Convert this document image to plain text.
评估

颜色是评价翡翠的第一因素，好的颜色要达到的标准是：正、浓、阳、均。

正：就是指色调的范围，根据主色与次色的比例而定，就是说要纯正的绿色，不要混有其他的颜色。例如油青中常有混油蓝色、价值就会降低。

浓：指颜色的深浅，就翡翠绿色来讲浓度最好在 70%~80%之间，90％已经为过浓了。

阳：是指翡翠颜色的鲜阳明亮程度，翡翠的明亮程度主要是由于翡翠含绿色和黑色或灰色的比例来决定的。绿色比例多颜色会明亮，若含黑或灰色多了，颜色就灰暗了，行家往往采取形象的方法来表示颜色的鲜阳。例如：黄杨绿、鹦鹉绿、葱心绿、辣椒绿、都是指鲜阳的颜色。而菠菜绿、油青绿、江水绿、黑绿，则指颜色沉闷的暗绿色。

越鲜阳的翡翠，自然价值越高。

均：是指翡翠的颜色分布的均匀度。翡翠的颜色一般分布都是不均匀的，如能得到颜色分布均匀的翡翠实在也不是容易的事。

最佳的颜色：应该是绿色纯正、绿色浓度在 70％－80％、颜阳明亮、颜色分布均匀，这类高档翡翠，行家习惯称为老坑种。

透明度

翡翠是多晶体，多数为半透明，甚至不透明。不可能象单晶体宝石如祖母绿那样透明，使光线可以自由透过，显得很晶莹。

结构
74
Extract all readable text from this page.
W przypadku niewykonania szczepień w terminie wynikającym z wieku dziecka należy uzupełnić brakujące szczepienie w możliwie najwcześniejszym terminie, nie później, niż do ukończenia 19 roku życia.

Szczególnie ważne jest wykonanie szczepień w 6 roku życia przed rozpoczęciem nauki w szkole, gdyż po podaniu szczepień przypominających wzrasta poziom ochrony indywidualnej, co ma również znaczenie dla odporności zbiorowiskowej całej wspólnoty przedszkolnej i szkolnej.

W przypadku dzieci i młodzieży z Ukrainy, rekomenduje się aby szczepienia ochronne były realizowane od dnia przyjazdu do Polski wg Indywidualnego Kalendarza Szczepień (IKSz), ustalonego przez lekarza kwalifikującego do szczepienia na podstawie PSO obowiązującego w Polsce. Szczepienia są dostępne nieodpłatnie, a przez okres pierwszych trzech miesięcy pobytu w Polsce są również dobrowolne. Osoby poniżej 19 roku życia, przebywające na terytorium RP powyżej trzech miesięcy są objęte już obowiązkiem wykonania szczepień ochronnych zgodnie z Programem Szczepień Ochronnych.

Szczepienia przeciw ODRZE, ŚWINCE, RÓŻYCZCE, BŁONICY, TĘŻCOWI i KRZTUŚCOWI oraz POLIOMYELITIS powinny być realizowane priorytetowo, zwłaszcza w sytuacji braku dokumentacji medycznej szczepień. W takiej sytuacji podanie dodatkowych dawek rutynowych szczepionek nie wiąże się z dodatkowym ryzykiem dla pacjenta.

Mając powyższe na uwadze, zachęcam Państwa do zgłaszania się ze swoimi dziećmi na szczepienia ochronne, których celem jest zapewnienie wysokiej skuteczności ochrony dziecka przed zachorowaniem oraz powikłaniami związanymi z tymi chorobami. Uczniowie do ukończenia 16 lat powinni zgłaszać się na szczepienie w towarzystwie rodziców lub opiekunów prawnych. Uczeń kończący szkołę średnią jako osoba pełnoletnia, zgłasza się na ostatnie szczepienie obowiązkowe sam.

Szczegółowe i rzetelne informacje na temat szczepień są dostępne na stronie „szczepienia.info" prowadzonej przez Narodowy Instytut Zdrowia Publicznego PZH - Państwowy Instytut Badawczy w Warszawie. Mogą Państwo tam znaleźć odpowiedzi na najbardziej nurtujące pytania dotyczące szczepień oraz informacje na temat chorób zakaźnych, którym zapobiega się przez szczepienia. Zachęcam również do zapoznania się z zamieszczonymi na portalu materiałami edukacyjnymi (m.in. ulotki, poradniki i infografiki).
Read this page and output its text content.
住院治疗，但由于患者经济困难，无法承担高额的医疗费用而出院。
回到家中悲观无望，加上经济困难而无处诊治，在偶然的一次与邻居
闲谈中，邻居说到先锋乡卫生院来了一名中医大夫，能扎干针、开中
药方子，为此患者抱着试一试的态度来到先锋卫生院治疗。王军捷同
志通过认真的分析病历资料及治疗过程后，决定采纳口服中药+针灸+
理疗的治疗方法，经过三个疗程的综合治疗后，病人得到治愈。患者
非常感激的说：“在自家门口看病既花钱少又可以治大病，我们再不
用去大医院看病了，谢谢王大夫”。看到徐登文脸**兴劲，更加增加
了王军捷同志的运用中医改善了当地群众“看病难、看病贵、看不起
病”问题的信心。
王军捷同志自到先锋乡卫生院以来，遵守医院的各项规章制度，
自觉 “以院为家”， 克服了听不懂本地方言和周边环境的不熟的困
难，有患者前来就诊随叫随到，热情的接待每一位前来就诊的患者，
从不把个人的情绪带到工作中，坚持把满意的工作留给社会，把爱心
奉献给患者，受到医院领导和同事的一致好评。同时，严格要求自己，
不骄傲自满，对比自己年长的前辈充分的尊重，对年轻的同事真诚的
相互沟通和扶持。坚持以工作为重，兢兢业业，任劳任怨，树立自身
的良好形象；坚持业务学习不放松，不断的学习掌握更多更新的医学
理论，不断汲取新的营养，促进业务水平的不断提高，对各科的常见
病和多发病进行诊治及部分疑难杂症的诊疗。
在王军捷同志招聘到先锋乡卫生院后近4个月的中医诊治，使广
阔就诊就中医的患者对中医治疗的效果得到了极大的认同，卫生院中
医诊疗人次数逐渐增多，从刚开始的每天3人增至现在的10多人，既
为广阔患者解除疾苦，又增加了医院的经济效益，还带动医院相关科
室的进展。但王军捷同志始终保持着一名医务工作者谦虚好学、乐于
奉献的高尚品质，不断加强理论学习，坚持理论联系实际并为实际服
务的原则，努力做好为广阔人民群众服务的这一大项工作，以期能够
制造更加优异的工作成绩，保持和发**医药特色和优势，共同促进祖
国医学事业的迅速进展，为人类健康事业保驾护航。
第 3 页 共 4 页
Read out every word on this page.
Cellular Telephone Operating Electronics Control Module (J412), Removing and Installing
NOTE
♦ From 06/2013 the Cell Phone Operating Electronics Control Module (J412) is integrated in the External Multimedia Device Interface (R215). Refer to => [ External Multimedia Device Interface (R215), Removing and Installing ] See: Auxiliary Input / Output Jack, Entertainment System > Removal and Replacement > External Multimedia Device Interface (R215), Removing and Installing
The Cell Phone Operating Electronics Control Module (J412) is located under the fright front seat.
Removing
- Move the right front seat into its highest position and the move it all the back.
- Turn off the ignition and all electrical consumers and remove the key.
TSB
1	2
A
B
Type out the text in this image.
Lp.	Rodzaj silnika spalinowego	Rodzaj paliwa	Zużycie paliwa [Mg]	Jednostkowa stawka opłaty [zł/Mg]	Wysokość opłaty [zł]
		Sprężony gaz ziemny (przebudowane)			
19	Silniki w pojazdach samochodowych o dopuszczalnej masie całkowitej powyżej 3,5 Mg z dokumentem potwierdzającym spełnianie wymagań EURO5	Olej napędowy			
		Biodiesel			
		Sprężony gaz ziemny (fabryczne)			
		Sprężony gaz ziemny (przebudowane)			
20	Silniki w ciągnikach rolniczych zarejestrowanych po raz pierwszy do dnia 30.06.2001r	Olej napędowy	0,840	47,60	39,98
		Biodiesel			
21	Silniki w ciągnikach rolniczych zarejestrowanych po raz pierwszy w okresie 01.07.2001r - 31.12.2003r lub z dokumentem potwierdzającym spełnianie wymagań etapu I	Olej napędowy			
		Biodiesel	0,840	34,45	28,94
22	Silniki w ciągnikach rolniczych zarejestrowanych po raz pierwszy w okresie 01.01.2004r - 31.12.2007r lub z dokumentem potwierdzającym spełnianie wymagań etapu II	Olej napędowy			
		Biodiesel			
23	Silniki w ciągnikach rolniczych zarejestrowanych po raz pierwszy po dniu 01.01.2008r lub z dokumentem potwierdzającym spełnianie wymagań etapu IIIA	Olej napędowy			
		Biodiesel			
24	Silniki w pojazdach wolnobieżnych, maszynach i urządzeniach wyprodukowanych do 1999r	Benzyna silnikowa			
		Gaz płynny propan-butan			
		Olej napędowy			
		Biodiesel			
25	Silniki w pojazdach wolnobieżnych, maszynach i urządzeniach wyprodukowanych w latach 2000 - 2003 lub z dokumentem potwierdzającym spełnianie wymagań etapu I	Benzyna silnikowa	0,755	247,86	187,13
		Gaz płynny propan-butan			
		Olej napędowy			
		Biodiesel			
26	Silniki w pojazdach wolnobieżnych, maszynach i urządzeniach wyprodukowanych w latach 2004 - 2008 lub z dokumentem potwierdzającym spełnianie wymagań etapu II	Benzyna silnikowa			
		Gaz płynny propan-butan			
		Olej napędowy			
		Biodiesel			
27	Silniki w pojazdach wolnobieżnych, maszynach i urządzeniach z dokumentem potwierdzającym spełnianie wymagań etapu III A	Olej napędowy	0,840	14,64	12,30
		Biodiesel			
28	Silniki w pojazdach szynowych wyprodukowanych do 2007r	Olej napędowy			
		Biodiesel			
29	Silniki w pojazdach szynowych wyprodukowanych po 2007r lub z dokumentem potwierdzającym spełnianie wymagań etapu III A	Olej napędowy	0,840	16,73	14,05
::::
Exercise directions: Read the data above and count the lines that include "front". Answer only with the count.

Right answer: 2